Work to complete: Leave out the pictures and repeat everything else in the records exactly.

Entries with figure data
......

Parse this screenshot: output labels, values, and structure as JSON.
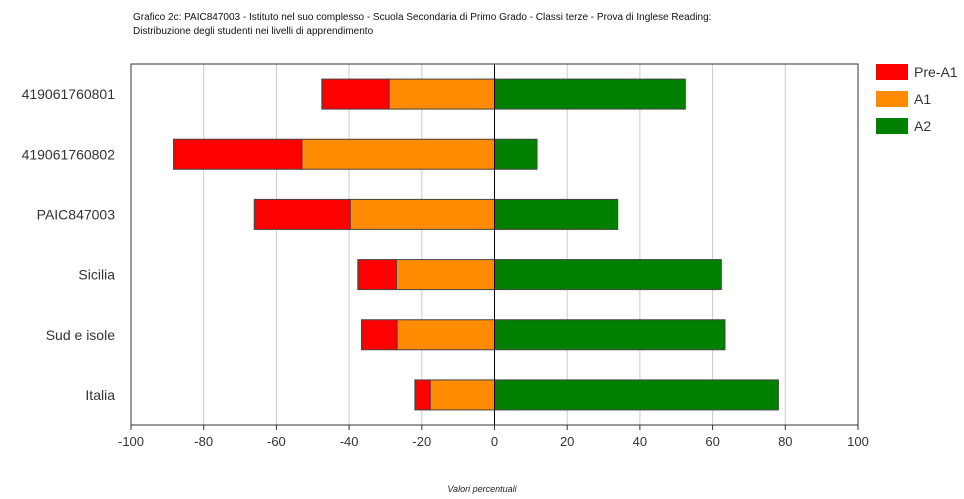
{
  "title_line1": "Grafico 2c: PAIC847003 - Istituto nel suo complesso - Scuola Secondaria di Primo Grado - Classi terze - Prova di Inglese Reading:",
  "title_line2": "Distribuzione degli studenti nei livelli di apprendimento",
  "chart_data": {
    "type": "bar",
    "orientation": "horizontal",
    "stacked": "diverging",
    "title": "Grafico 2c: PAIC847003 - Istituto nel suo complesso - Scuola Secondaria di Primo Grado - Classi terze - Prova di Inglese Reading: Distribuzione degli studenti nei livelli di apprendimento",
    "xlabel": "Valori percentuali",
    "ylabel": "",
    "xlim": [
      -100,
      100
    ],
    "xticks": [
      -100,
      -80,
      -60,
      -40,
      -20,
      0,
      20,
      40,
      60,
      80,
      100
    ],
    "grid": true,
    "legend": "right",
    "categories": [
      "419061760801",
      "419061760802",
      "PAIC847003",
      "Sicilia",
      "Sud e isole",
      "Italia"
    ],
    "series": [
      {
        "name": "Pre-A1",
        "color": "#ff0000",
        "values": [
          18.5,
          35.3,
          26.4,
          10.6,
          9.8,
          4.2
        ]
      },
      {
        "name": "A1",
        "color": "#ff8c00",
        "values": [
          29.0,
          53.0,
          39.7,
          27.0,
          26.8,
          17.7
        ]
      },
      {
        "name": "A2",
        "color": "#008000",
        "values": [
          52.5,
          11.7,
          33.9,
          62.4,
          63.4,
          78.1
        ]
      }
    ]
  }
}
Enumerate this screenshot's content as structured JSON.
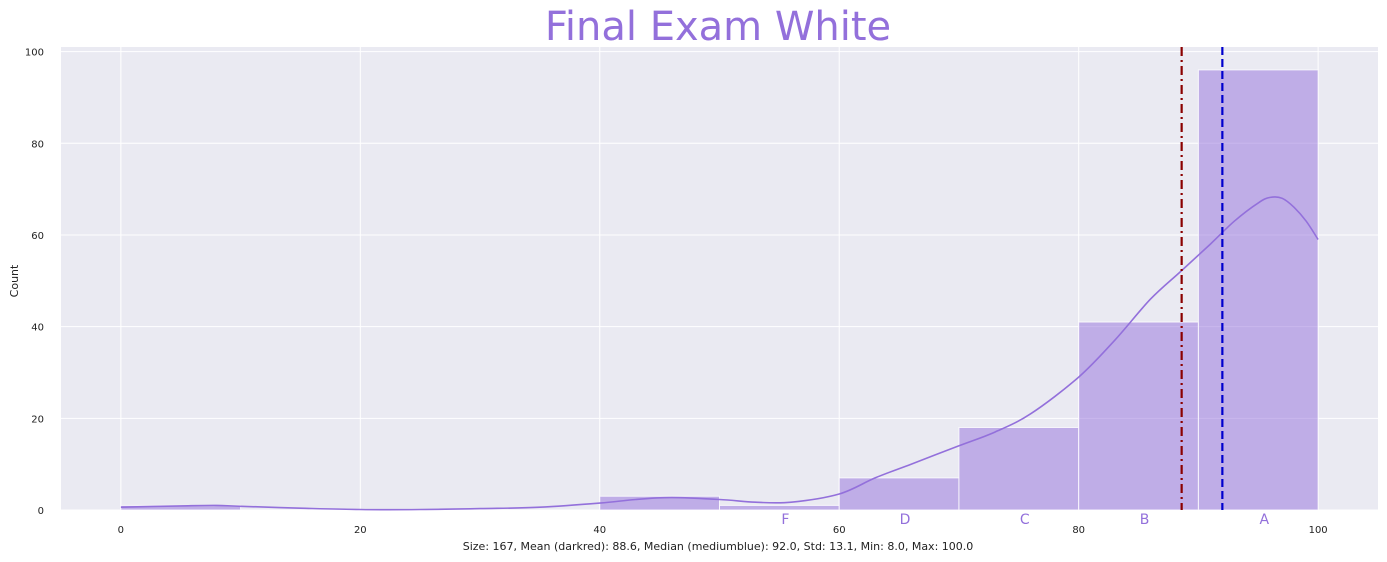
{
  "chart_data": {
    "type": "bar",
    "title": "Final Exam White",
    "xlabel": "Size: 167, Mean (darkred): 88.6, Median (mediumblue): 92.0, Std: 13.1, Min: 8.0, Max: 100.0",
    "ylabel": "Count",
    "xlim": [
      -5,
      105
    ],
    "ylim": [
      0,
      101
    ],
    "xticks": [
      0,
      20,
      40,
      60,
      80,
      100
    ],
    "yticks": [
      0,
      20,
      40,
      60,
      80,
      100
    ],
    "grid": true,
    "bins": [
      {
        "start": 0,
        "end": 10,
        "count": 1
      },
      {
        "start": 10,
        "end": 20,
        "count": 0
      },
      {
        "start": 20,
        "end": 30,
        "count": 0
      },
      {
        "start": 30,
        "end": 40,
        "count": 0
      },
      {
        "start": 40,
        "end": 50,
        "count": 3
      },
      {
        "start": 50,
        "end": 60,
        "count": 1
      },
      {
        "start": 60,
        "end": 70,
        "count": 7
      },
      {
        "start": 70,
        "end": 80,
        "count": 18
      },
      {
        "start": 80,
        "end": 90,
        "count": 41
      },
      {
        "start": 90,
        "end": 100,
        "count": 96
      }
    ],
    "kde": {
      "x": [
        0,
        5,
        8,
        10,
        15,
        20,
        25,
        30,
        35,
        40,
        43,
        46,
        50,
        53,
        56,
        60,
        63,
        66,
        70,
        73,
        76,
        80,
        83,
        86,
        88.5,
        91,
        93,
        95,
        96,
        97,
        98,
        99,
        100
      ],
      "y": [
        0.6,
        0.9,
        1.0,
        0.8,
        0.4,
        0.1,
        0.1,
        0.3,
        0.6,
        1.5,
        2.3,
        2.7,
        2.3,
        1.7,
        1.7,
        3.5,
        7,
        10,
        14,
        17,
        21,
        29,
        37,
        46,
        52,
        58,
        63,
        67,
        68.2,
        68,
        66,
        63,
        59
      ]
    },
    "vlines": [
      {
        "name": "Mean",
        "x": 88.6,
        "color": "#8b0000",
        "style": "dashdot"
      },
      {
        "name": "Median",
        "x": 92.0,
        "color": "#0000cd",
        "style": "dashed"
      }
    ],
    "grade_labels": [
      {
        "label": "F",
        "x": 55.5
      },
      {
        "label": "D",
        "x": 65.5
      },
      {
        "label": "C",
        "x": 75.5
      },
      {
        "label": "B",
        "x": 85.5
      },
      {
        "label": "A",
        "x": 95.5
      }
    ],
    "colors": {
      "bar": "#9370db",
      "kde": "#9370db",
      "title": "#9370db",
      "background": "#eaeaf2",
      "grid": "#ffffff"
    }
  }
}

......

Response:
Parse this screenshot: output labels, values, and structure as JSON.
{
  "title_line1": "Grafico 2c: PAIC847003 - Istituto nel suo complesso - Scuola Secondaria di Primo Grado - Classi terze - Prova di Inglese Reading:",
  "title_line2": "Distribuzione degli studenti nei livelli di apprendimento",
  "chart_data": {
    "type": "bar",
    "orientation": "horizontal",
    "stacked": "diverging",
    "title": "Grafico 2c: PAIC847003 - Istituto nel suo complesso - Scuola Secondaria di Primo Grado - Classi terze - Prova di Inglese Reading: Distribuzione degli studenti nei livelli di apprendimento",
    "xlabel": "Valori percentuali",
    "ylabel": "",
    "xlim": [
      -100,
      100
    ],
    "xticks": [
      -100,
      -80,
      -60,
      -40,
      -20,
      0,
      20,
      40,
      60,
      80,
      100
    ],
    "grid": true,
    "legend": "right",
    "categories": [
      "419061760801",
      "419061760802",
      "PAIC847003",
      "Sicilia",
      "Sud e isole",
      "Italia"
    ],
    "series": [
      {
        "name": "Pre-A1",
        "color": "#ff0000",
        "values": [
          18.5,
          35.3,
          26.4,
          10.6,
          9.8,
          4.2
        ]
      },
      {
        "name": "A1",
        "color": "#ff8c00",
        "values": [
          29.0,
          53.0,
          39.7,
          27.0,
          26.8,
          17.7
        ]
      },
      {
        "name": "A2",
        "color": "#008000",
        "values": [
          52.5,
          11.7,
          33.9,
          62.4,
          63.4,
          78.1
        ]
      }
    ]
  }
}
Enumerate this screenshot's content as structured JSON.
{
  "chart_data": {
    "type": "bar",
    "title": "Final Exam White",
    "xlabel": "Size: 167, Mean (darkred): 88.6, Median (mediumblue): 92.0, Std: 13.1, Min: 8.0, Max: 100.0",
    "ylabel": "Count",
    "xlim": [
      -5,
      105
    ],
    "ylim": [
      0,
      101
    ],
    "xticks": [
      0,
      20,
      40,
      60,
      80,
      100
    ],
    "yticks": [
      0,
      20,
      40,
      60,
      80,
      100
    ],
    "grid": true,
    "bins": [
      {
        "start": 0,
        "end": 10,
        "count": 1
      },
      {
        "start": 10,
        "end": 20,
        "count": 0
      },
      {
        "start": 20,
        "end": 30,
        "count": 0
      },
      {
        "start": 30,
        "end": 40,
        "count": 0
      },
      {
        "start": 40,
        "end": 50,
        "count": 3
      },
      {
        "start": 50,
        "end": 60,
        "count": 1
      },
      {
        "start": 60,
        "end": 70,
        "count": 7
      },
      {
        "start": 70,
        "end": 80,
        "count": 18
      },
      {
        "start": 80,
        "end": 90,
        "count": 41
      },
      {
        "start": 90,
        "end": 100,
        "count": 96
      }
    ],
    "kde": {
      "x": [
        0,
        5,
        8,
        10,
        15,
        20,
        25,
        30,
        35,
        40,
        43,
        46,
        50,
        53,
        56,
        60,
        63,
        66,
        70,
        73,
        76,
        80,
        83,
        86,
        88.5,
        91,
        93,
        95,
        96,
        97,
        98,
        99,
        100
      ],
      "y": [
        0.6,
        0.9,
        1.0,
        0.8,
        0.4,
        0.1,
        0.1,
        0.3,
        0.6,
        1.5,
        2.3,
        2.7,
        2.3,
        1.7,
        1.7,
        3.5,
        7,
        10,
        14,
        17,
        21,
        29,
        37,
        46,
        52,
        58,
        63,
        67,
        68.2,
        68,
        66,
        63,
        59
      ]
    },
    "vlines": [
      {
        "name": "Mean",
        "x": 88.6,
        "color": "#8b0000",
        "style": "dashdot"
      },
      {
        "name": "Median",
        "x": 92.0,
        "color": "#0000cd",
        "style": "dashed"
      }
    ],
    "grade_labels": [
      {
        "label": "F",
        "x": 55.5
      },
      {
        "label": "D",
        "x": 65.5
      },
      {
        "label": "C",
        "x": 75.5
      },
      {
        "label": "B",
        "x": 85.5
      },
      {
        "label": "A",
        "x": 95.5
      }
    ],
    "colors": {
      "bar": "#9370db",
      "kde": "#9370db",
      "title": "#9370db",
      "background": "#eaeaf2",
      "grid": "#ffffff"
    }
  }
}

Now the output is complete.